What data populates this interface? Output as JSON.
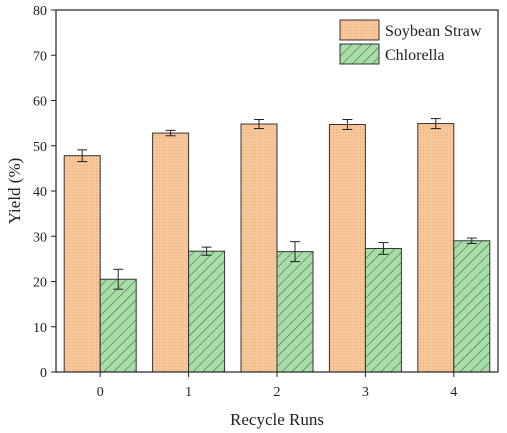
{
  "chart_data": {
    "type": "bar",
    "xlabel": "Recycle Runs",
    "ylabel": "Yield (%)",
    "ylim": [
      0,
      80
    ],
    "yticks": [
      0,
      10,
      20,
      30,
      40,
      50,
      60,
      70,
      80
    ],
    "categories": [
      "0",
      "1",
      "2",
      "3",
      "4"
    ],
    "legend_position": "top-right",
    "grid": false,
    "series": [
      {
        "name": "Soybean Straw",
        "values": [
          47.8,
          52.8,
          54.8,
          54.7,
          54.9
        ],
        "errors": [
          1.3,
          0.6,
          1.0,
          1.1,
          1.1
        ],
        "color": "#f7c699",
        "edge_color": "#333333",
        "pattern": "dots"
      },
      {
        "name": "Chlorella",
        "values": [
          20.5,
          26.7,
          26.6,
          27.3,
          29.0
        ],
        "errors": [
          2.2,
          0.9,
          2.2,
          1.3,
          0.6
        ],
        "color": "#a8dca8",
        "edge_color": "#333333",
        "pattern": "hatch"
      }
    ]
  }
}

=-=-=-=-=

Leave out the pictures and print every line of the data exactly.

▸ **Response**:
What data populates this interface? Output as JSON.
{
  "chart_data": {
    "type": "bar",
    "xlabel": "Recycle Runs",
    "ylabel": "Yield (%)",
    "ylim": [
      0,
      80
    ],
    "yticks": [
      0,
      10,
      20,
      30,
      40,
      50,
      60,
      70,
      80
    ],
    "categories": [
      "0",
      "1",
      "2",
      "3",
      "4"
    ],
    "legend_position": "top-right",
    "grid": false,
    "series": [
      {
        "name": "Soybean Straw",
        "values": [
          47.8,
          52.8,
          54.8,
          54.7,
          54.9
        ],
        "errors": [
          1.3,
          0.6,
          1.0,
          1.1,
          1.1
        ],
        "color": "#f7c699",
        "edge_color": "#333333",
        "pattern": "dots"
      },
      {
        "name": "Chlorella",
        "values": [
          20.5,
          26.7,
          26.6,
          27.3,
          29.0
        ],
        "errors": [
          2.2,
          0.9,
          2.2,
          1.3,
          0.6
        ],
        "color": "#a8dca8",
        "edge_color": "#333333",
        "pattern": "hatch"
      }
    ]
  }
}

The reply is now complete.